**Task to carry out:**
Restate the whole of the material. Keep every word, and drop the pictures.

Extracted entries start

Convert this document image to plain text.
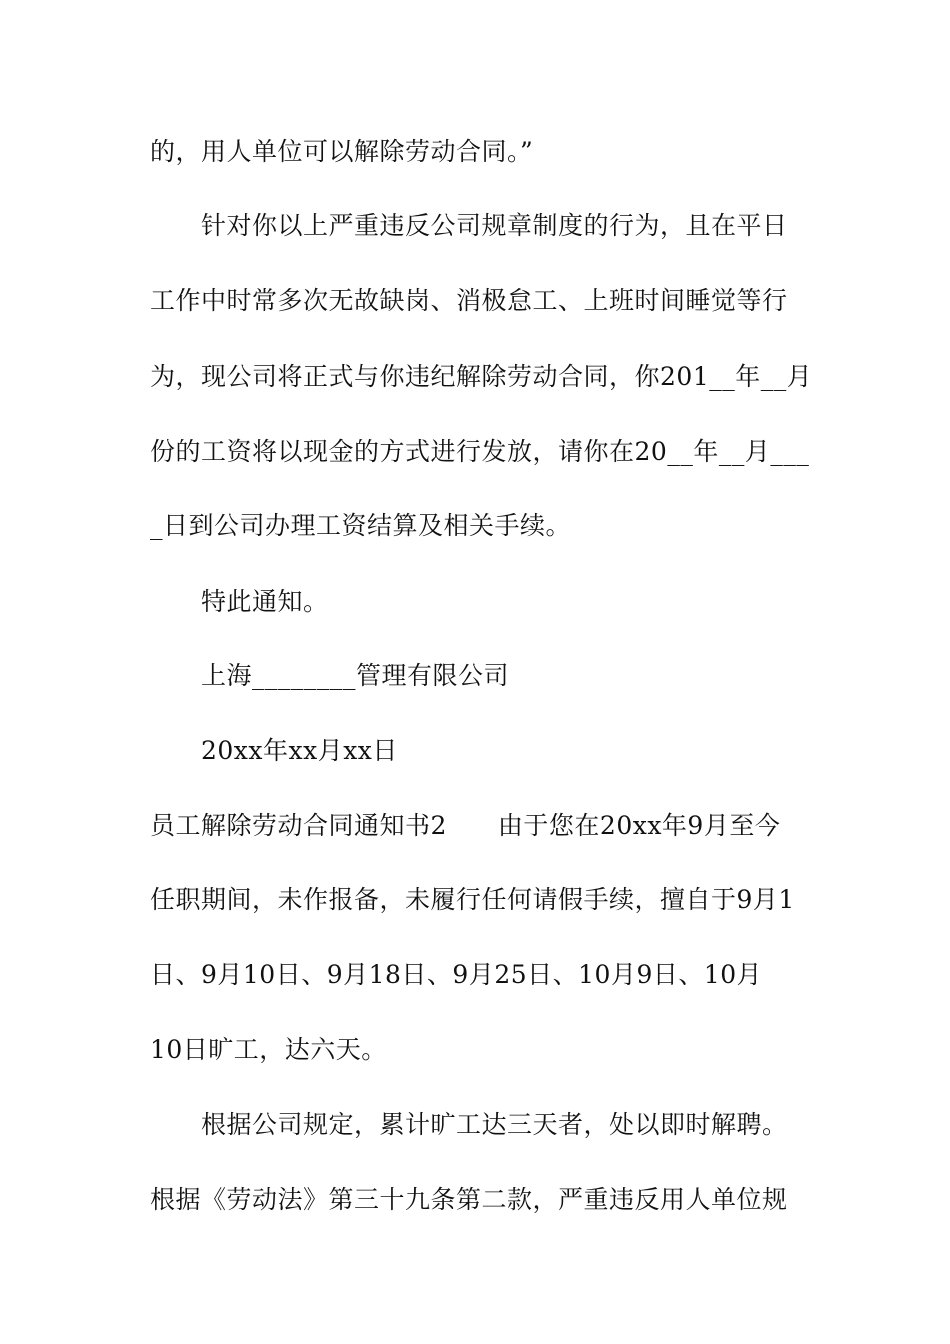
的，用人单位可以解除劳动合同。”
针对你以上严重违反公司规章制度的行为，且在平日
工作中时常多次无故缺岗、消极怠工、上班时间睡觉等行
为，现公司将正式与你违纪解除劳动合同，你201__年__月
份的工资将以现金的方式进行发放，请你在20__年__月___
_日到公司办理工资结算及相关手续。
特此通知。
上海________管理有限公司
20xx年xx月xx日
员工解除劳动合同通知书2　　由于您在20xx年9月至今
任职期间，未作报备，未履行任何请假手续，擅自于9月1
日、9月10日、9月18日、9月25日、10月9日、10月
10日旷工，达六天。
根据公司规定，累计旷工达三天者，处以即时解聘。
根据《劳动法》第三十九条第二款，严重违反用人单位规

Extracted entries end

**Response for this exercise:**
Convert this document image to plain text.
的，用人单位可以解除劳动合同。”
针对你以上严重违反公司规章制度的行为，且在平日
工作中时常多次无故缺岗、消极怠工、上班时间睡觉等行
为，现公司将正式与你违纪解除劳动合同，你201__年__月
份的工资将以现金的方式进行发放，请你在20__年__月___
_日到公司办理工资结算及相关手续。
特此通知。
上海________管理有限公司
20xx年xx月xx日
员工解除劳动合同通知书2　　由于您在20xx年9月至今
任职期间，未作报备，未履行任何请假手续，擅自于9月1
日、9月10日、9月18日、9月25日、10月9日、10月
10日旷工，达六天。
根据公司规定，累计旷工达三天者，处以即时解聘。
根据《劳动法》第三十九条第二款，严重违反用人单位规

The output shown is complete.